## Set exercise
Take the line containing "Convert this document image to plain text." through the last line of the data and retype those lines exactly. Pictures do not belong in the copy.

## Input data
= = =
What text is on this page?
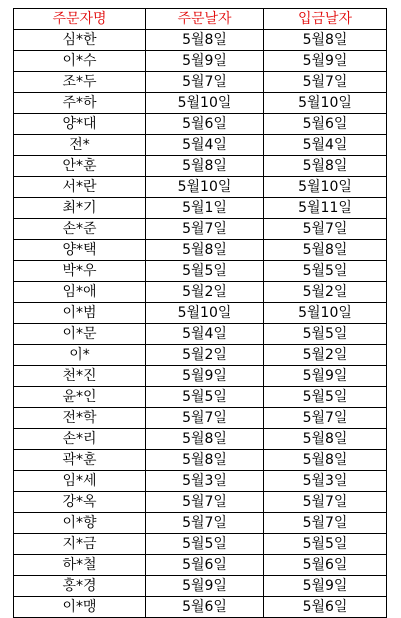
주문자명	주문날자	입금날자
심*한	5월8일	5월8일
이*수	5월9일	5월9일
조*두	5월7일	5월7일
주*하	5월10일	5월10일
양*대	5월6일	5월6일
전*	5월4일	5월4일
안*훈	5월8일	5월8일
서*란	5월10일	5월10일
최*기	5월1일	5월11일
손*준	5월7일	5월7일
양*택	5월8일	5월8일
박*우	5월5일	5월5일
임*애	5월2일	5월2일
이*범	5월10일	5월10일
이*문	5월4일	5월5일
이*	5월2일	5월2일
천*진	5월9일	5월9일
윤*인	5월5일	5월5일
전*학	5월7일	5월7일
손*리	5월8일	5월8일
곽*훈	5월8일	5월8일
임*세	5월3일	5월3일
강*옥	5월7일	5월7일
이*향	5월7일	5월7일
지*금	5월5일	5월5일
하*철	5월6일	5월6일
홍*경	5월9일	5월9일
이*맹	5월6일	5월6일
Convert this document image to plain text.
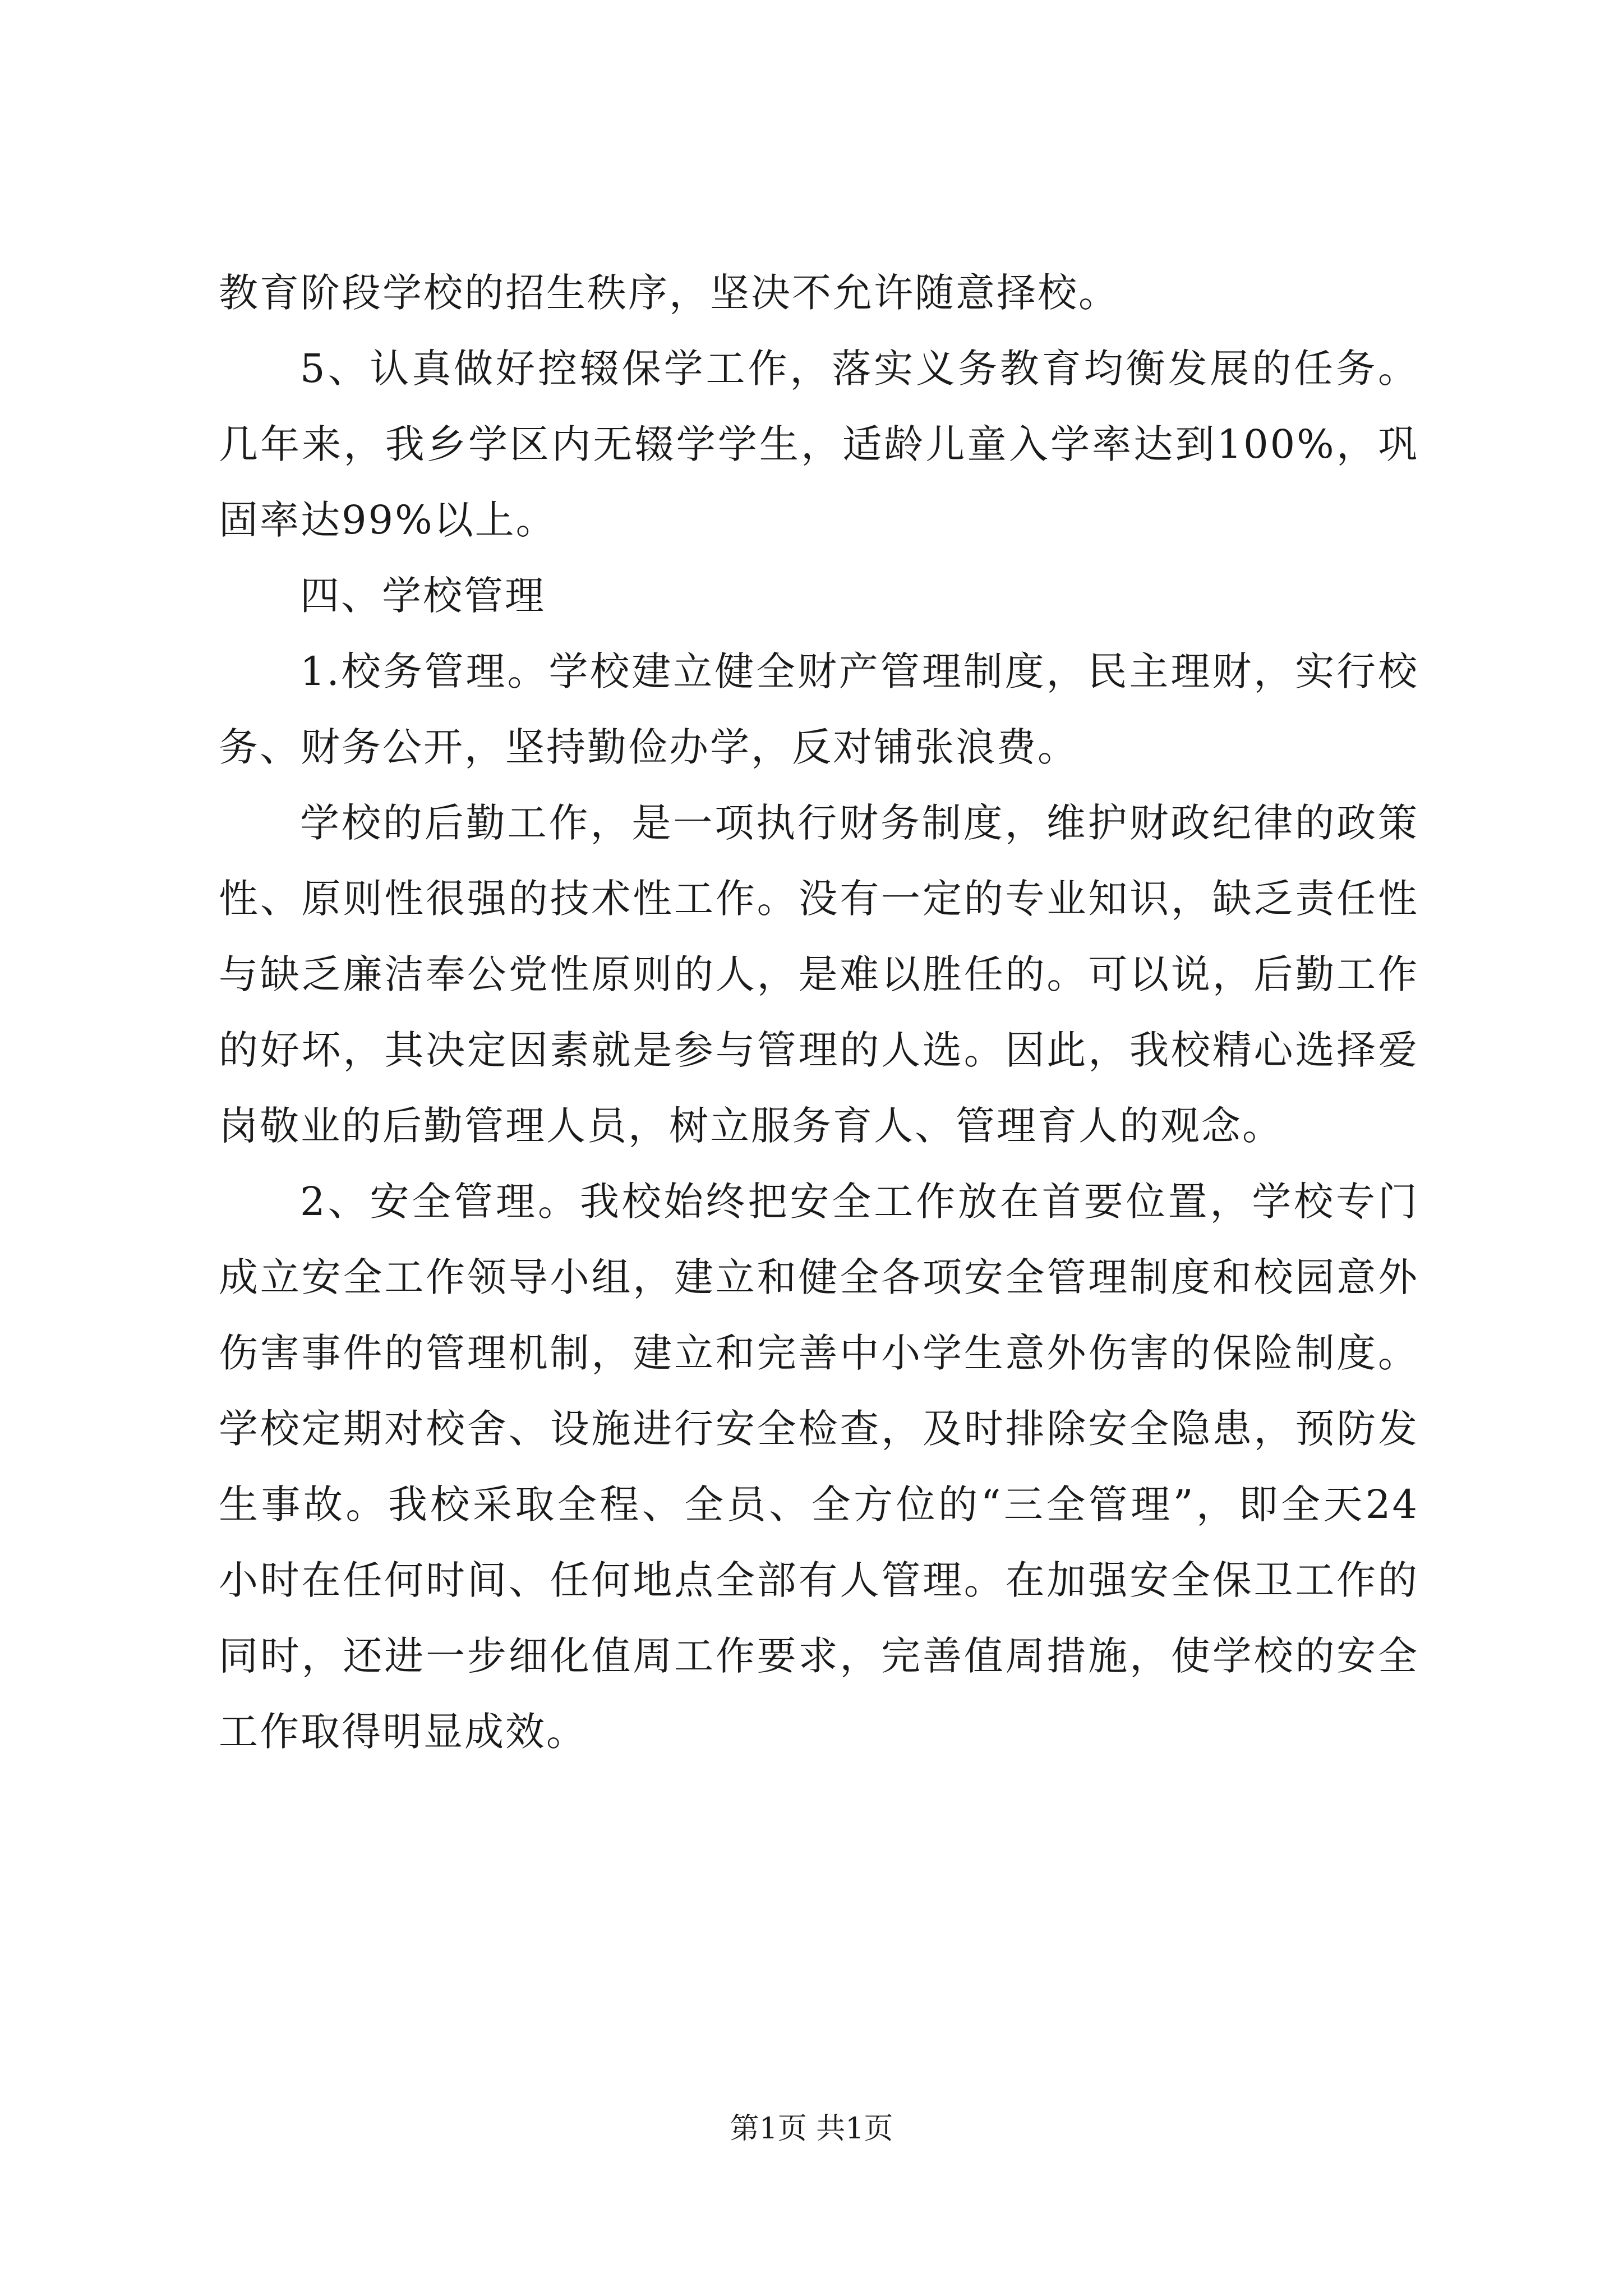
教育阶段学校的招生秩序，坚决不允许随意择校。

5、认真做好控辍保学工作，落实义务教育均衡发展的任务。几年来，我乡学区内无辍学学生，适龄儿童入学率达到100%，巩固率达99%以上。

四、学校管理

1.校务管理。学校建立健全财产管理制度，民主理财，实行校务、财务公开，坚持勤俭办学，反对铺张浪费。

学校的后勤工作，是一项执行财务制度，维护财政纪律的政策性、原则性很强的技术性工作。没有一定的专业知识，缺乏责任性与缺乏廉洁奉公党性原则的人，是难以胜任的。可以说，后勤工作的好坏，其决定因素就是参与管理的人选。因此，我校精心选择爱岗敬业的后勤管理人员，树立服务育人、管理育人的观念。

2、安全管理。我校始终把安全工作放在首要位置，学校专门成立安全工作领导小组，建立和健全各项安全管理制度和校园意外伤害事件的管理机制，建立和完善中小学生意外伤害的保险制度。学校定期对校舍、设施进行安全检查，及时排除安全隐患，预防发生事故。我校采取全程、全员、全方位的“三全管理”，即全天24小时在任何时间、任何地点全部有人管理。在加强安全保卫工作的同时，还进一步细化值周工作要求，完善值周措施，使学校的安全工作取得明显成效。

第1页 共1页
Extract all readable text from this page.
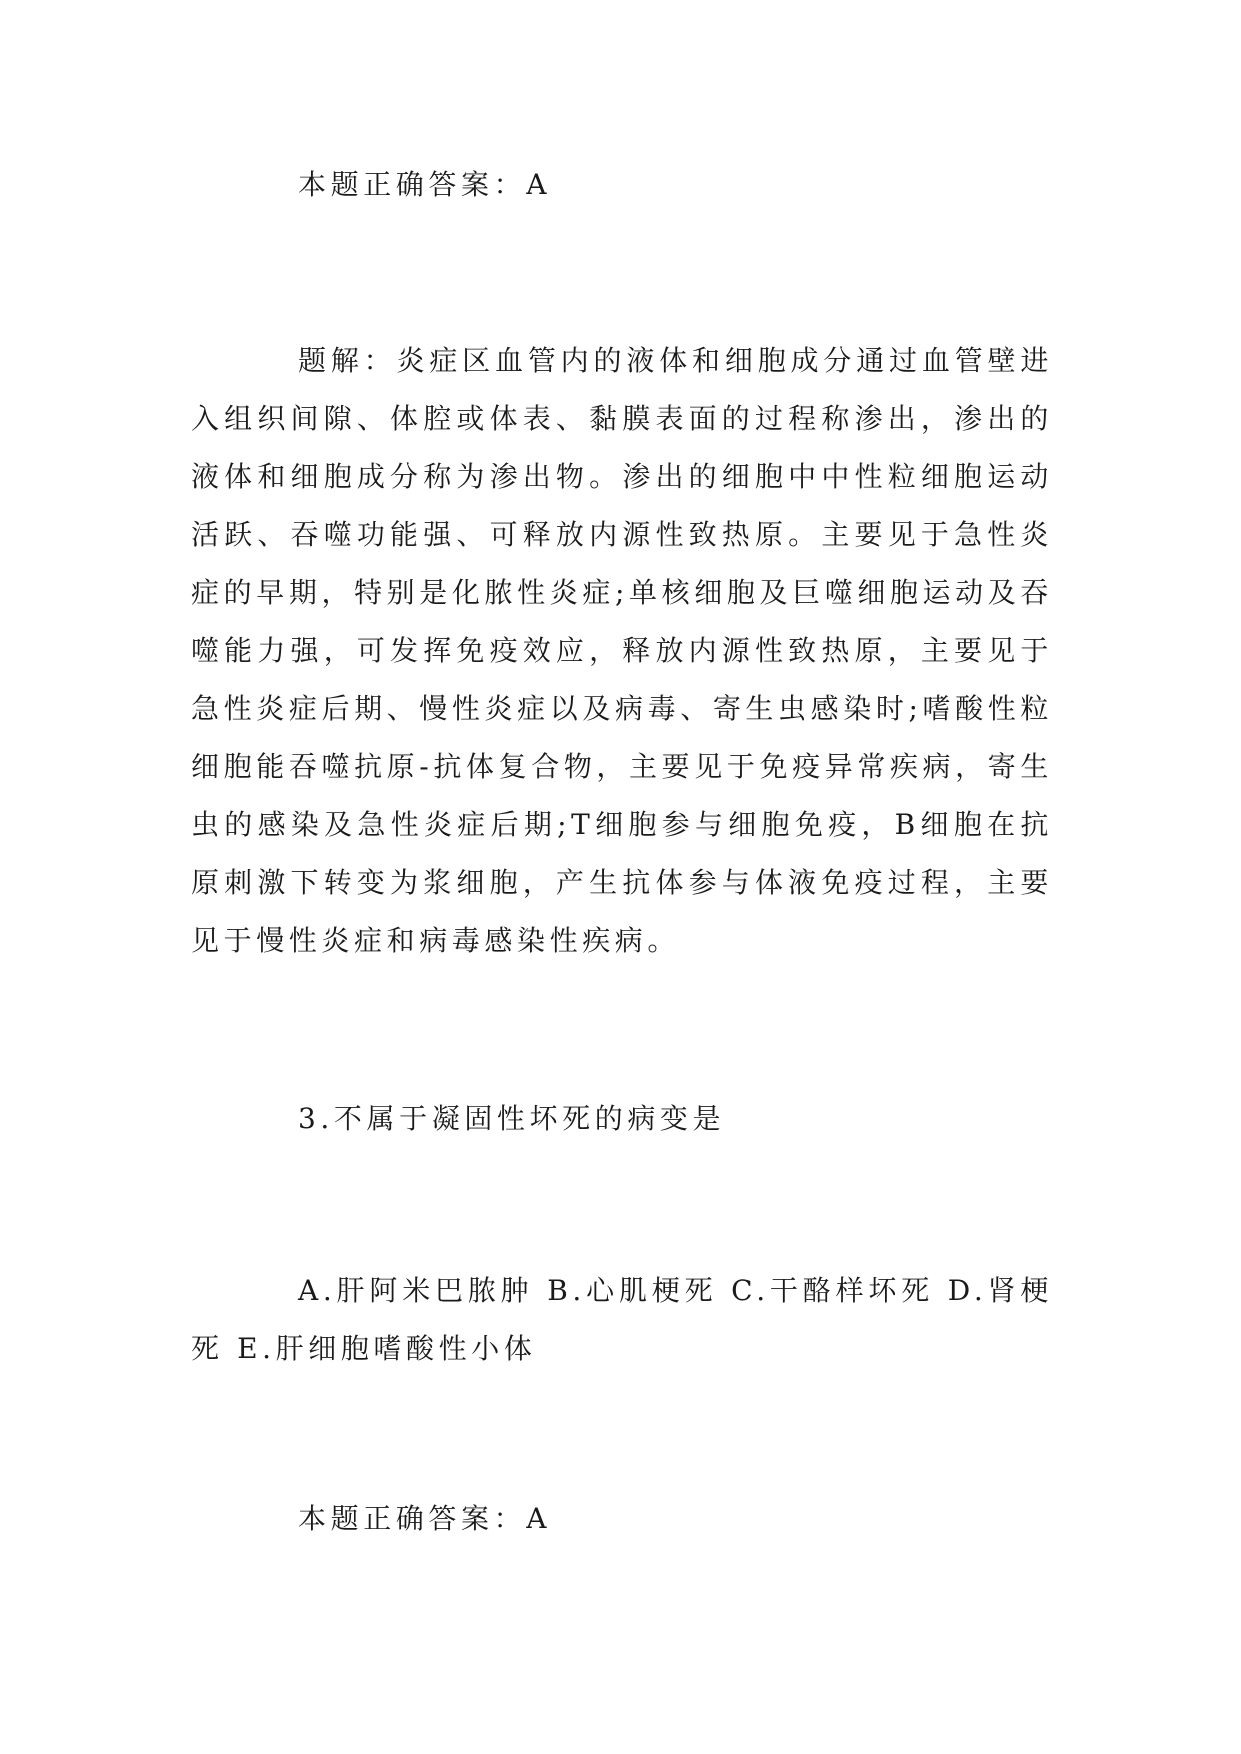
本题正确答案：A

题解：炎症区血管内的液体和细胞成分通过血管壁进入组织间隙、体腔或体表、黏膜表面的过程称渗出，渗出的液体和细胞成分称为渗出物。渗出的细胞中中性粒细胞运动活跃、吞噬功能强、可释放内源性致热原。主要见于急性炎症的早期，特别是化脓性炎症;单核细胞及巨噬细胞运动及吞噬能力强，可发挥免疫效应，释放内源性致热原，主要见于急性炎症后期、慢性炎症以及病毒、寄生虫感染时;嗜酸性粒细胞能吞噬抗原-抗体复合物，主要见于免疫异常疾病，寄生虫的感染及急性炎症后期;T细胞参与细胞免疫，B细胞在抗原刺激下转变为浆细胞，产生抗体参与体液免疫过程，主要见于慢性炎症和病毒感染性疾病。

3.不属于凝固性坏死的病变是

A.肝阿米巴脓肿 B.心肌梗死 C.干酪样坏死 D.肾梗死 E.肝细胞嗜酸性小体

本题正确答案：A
= = =
## Reply
Convert this document image to plain text.
教育阶段学校的招生秩序，坚决不允许随意择校。

5、认真做好控辍保学工作，落实义务教育均衡发展的任务。几年来，我乡学区内无辍学学生，适龄儿童入学率达到100%，巩固率达99%以上。

四、学校管理

1.校务管理。学校建立健全财产管理制度，民主理财，实行校务、财务公开，坚持勤俭办学，反对铺张浪费。

学校的后勤工作，是一项执行财务制度，维护财政纪律的政策性、原则性很强的技术性工作。没有一定的专业知识，缺乏责任性与缺乏廉洁奉公党性原则的人，是难以胜任的。可以说，后勤工作的好坏，其决定因素就是参与管理的人选。因此，我校精心选择爱岗敬业的后勤管理人员，树立服务育人、管理育人的观念。

2、安全管理。我校始终把安全工作放在首要位置，学校专门成立安全工作领导小组，建立和健全各项安全管理制度和校园意外伤害事件的管理机制，建立和完善中小学生意外伤害的保险制度。学校定期对校舍、设施进行安全检查，及时排除安全隐患，预防发生事故。我校采取全程、全员、全方位的“三全管理”，即全天24小时在任何时间、任何地点全部有人管理。在加强安全保卫工作的同时，还进一步细化值周工作要求，完善值周措施，使学校的安全工作取得明显成效。

第1页 共1页
Extract all readable text from this page.
本题正确答案：A

题解：炎症区血管内的液体和细胞成分通过血管壁进入组织间隙、体腔或体表、黏膜表面的过程称渗出，渗出的液体和细胞成分称为渗出物。渗出的细胞中中性粒细胞运动活跃、吞噬功能强、可释放内源性致热原。主要见于急性炎症的早期，特别是化脓性炎症;单核细胞及巨噬细胞运动及吞噬能力强，可发挥免疫效应，释放内源性致热原，主要见于急性炎症后期、慢性炎症以及病毒、寄生虫感染时;嗜酸性粒细胞能吞噬抗原-抗体复合物，主要见于免疫异常疾病，寄生虫的感染及急性炎症后期;T细胞参与细胞免疫，B细胞在抗原刺激下转变为浆细胞，产生抗体参与体液免疫过程，主要见于慢性炎症和病毒感染性疾病。

3.不属于凝固性坏死的病变是

A.肝阿米巴脓肿 B.心肌梗死 C.干酪样坏死 D.肾梗死 E.肝细胞嗜酸性小体

本题正确答案：A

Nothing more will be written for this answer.